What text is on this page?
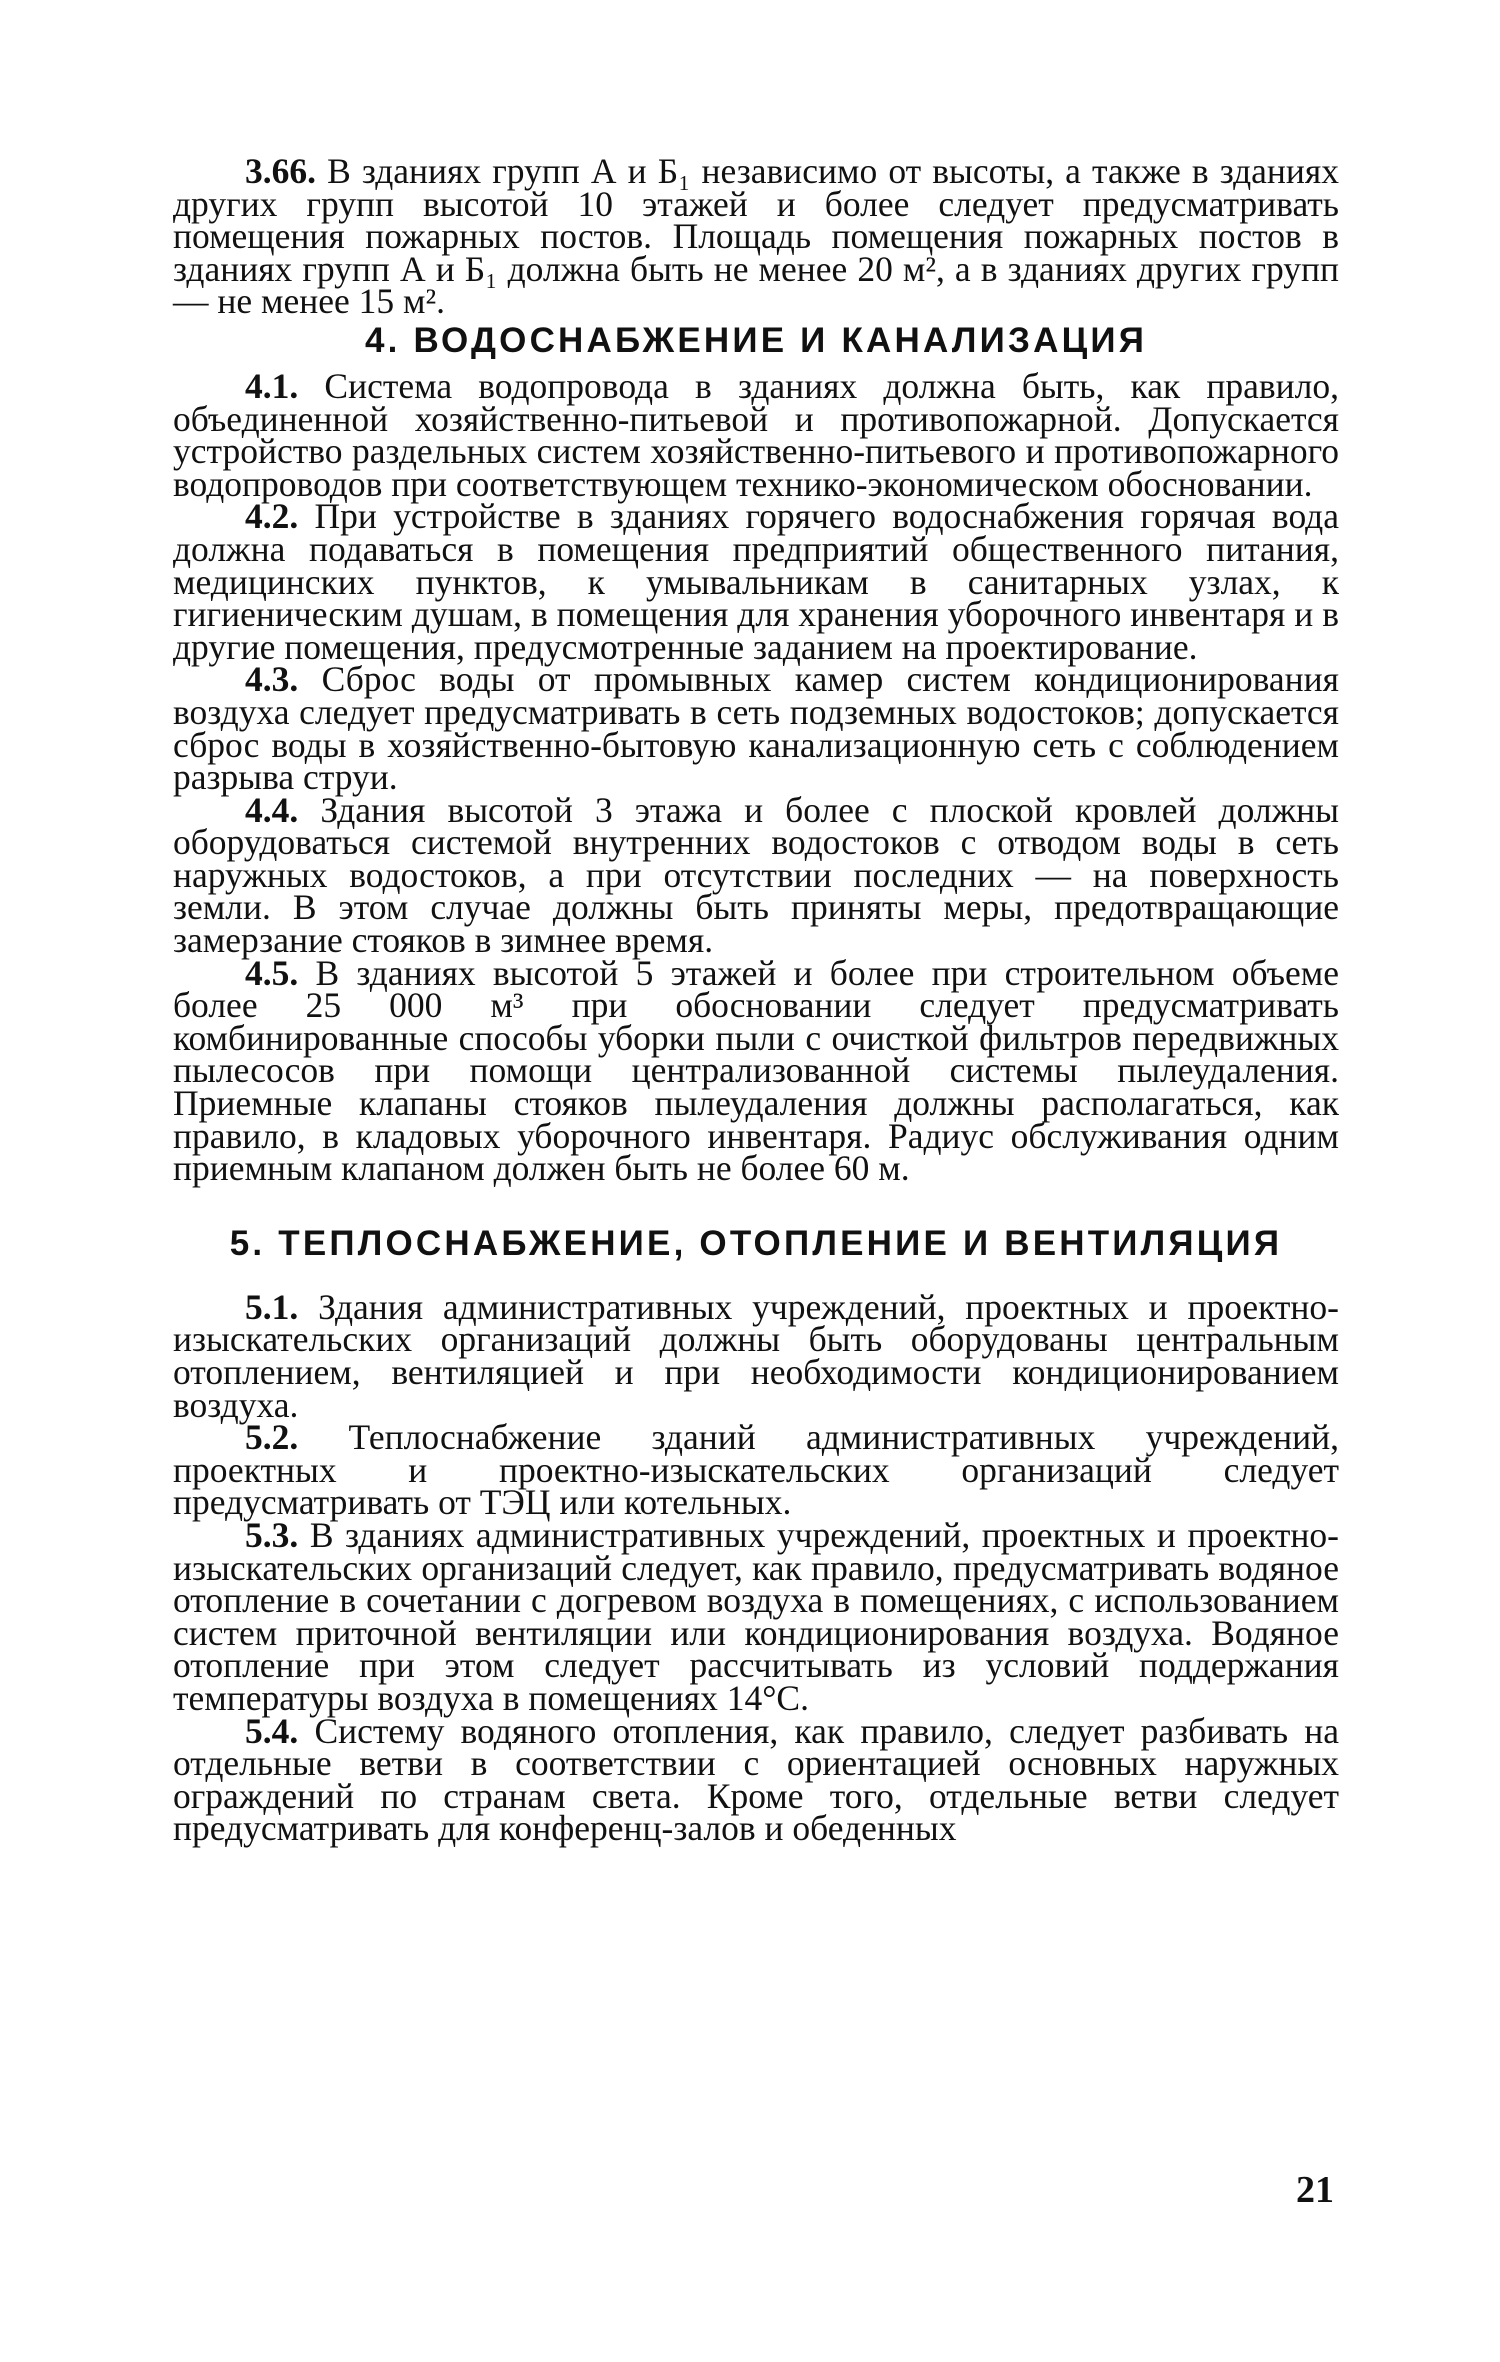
3.66. В зданиях групп А и Б₁ независимо от высоты, а также в зданиях других групп высотой 10 этажей и более следует предусматривать помещения пожарных постов. Площадь помещения пожарных постов в зданиях групп А и Б₁ должна быть не менее 20 м², а в зданиях других групп — не менее 15 м².

4. ВОДОСНАБЖЕНИЕ И КАНАЛИЗАЦИЯ

4.1. Система водопровода в зданиях должна быть, как правило, объединенной хозяйственно-питьевой и противопожарной. Допускается устройство раздельных систем хозяйственно-питьевого и противопожарного водопроводов при соответствующем технико-экономическом обосновании.

4.2. При устройстве в зданиях горячего водоснабжения горячая вода должна подаваться в помещения предприятий общественного питания, медицинских пунктов, к умывальникам в санитарных узлах, к гигиеническим душам, в помещения для хранения уборочного инвентаря и в другие помещения, предусмотренные заданием на проектирование.

4.3. Сброс воды от промывных камер систем кондиционирования воздуха следует предусматривать в сеть подземных водостоков; допускается сброс воды в хозяйственно-бытовую канализационную сеть с соблюдением разрыва струи.

4.4. Здания высотой 3 этажа и более с плоской кровлей должны оборудоваться системой внутренних водостоков с отводом воды в сеть наружных водостоков, а при отсутствии последних — на поверхность земли. В этом случае должны быть приняты меры, предотвращающие замерзание стояков в зимнее время.

4.5. В зданиях высотой 5 этажей и более при строительном объеме более 25 000 м³ при обосновании следует предусматривать комбинированные способы уборки пыли с очисткой фильтров передвижных пылесосов при помощи централизованной системы пылеудаления. Приемные клапаны стояков пылеудаления должны располагаться, как правило, в кладовых уборочного инвентаря. Радиус обслуживания одним приемным клапаном должен быть не более 60 м.

5. ТЕПЛОСНАБЖЕНИЕ, ОТОПЛЕНИЕ И ВЕНТИЛЯЦИЯ

5.1. Здания административных учреждений, проектных и проектно-изыскательских организаций должны быть оборудованы центральным отоплением, вентиляцией и при необходимости кондиционированием воздуха.

5.2. Теплоснабжение зданий административных учреждений, проектных и проектно-изыскательских организаций следует предусматривать от ТЭЦ или котельных.

5.3. В зданиях административных учреждений, проектных и проектно-изыскательских организаций следует, как правило, предусматривать водяное отопление в сочетании с догревом воздуха в помещениях, с использованием систем приточной вентиляции или кондиционирования воздуха. Водяное отопление при этом следует рассчитывать из условий поддержания температуры воздуха в помещениях 14°С.

5.4. Систему водяного отопления, как правило, следует разбивать на отдельные ветви в соответствии с ориентацией основных наружных ограждений по странам света. Кроме того, отдельные ветви следует предусматривать для конференц-залов и обеденных

21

# Brief
Transcribe all the records above word for word, without their images.

# Response to this task
What text is on this page?
3.66. В зданиях групп А и Б₁ независимо от высоты, а также в зданиях других групп высотой 10 этажей и более следует предусматривать помещения пожарных постов. Площадь помещения пожарных постов в зданиях групп А и Б₁ должна быть не менее 20 м², а в зданиях других групп — не менее 15 м².

4. ВОДОСНАБЖЕНИЕ И КАНАЛИЗАЦИЯ

4.1. Система водопровода в зданиях должна быть, как правило, объединенной хозяйственно-питьевой и противопожарной. Допускается устройство раздельных систем хозяйственно-питьевого и противопожарного водопроводов при соответствующем технико-экономическом обосновании.

4.2. При устройстве в зданиях горячего водоснабжения горячая вода должна подаваться в помещения предприятий общественного питания, медицинских пунктов, к умывальникам в санитарных узлах, к гигиеническим душам, в помещения для хранения уборочного инвентаря и в другие помещения, предусмотренные заданием на проектирование.

4.3. Сброс воды от промывных камер систем кондиционирования воздуха следует предусматривать в сеть подземных водостоков; допускается сброс воды в хозяйственно-бытовую канализационную сеть с соблюдением разрыва струи.

4.4. Здания высотой 3 этажа и более с плоской кровлей должны оборудоваться системой внутренних водостоков с отводом воды в сеть наружных водостоков, а при отсутствии последних — на поверхность земли. В этом случае должны быть приняты меры, предотвращающие замерзание стояков в зимнее время.

4.5. В зданиях высотой 5 этажей и более при строительном объеме более 25 000 м³ при обосновании следует предусматривать комбинированные способы уборки пыли с очисткой фильтров передвижных пылесосов при помощи централизованной системы пылеудаления. Приемные клапаны стояков пылеудаления должны располагаться, как правило, в кладовых уборочного инвентаря. Радиус обслуживания одним приемным клапаном должен быть не более 60 м.

5. ТЕПЛОСНАБЖЕНИЕ, ОТОПЛЕНИЕ И ВЕНТИЛЯЦИЯ

5.1. Здания административных учреждений, проектных и проектно-изыскательских организаций должны быть оборудованы центральным отоплением, вентиляцией и при необходимости кондиционированием воздуха.

5.2. Теплоснабжение зданий административных учреждений, проектных и проектно-изыскательских организаций следует предусматривать от ТЭЦ или котельных.

5.3. В зданиях административных учреждений, проектных и проектно-изыскательских организаций следует, как правило, предусматривать водяное отопление в сочетании с догревом воздуха в помещениях, с использованием систем приточной вентиляции или кондиционирования воздуха. Водяное отопление при этом следует рассчитывать из условий поддержания температуры воздуха в помещениях 14°С.

5.4. Систему водяного отопления, как правило, следует разбивать на отдельные ветви в соответствии с ориентацией основных наружных ограждений по странам света. Кроме того, отдельные ветви следует предусматривать для конференц-залов и обеденных

21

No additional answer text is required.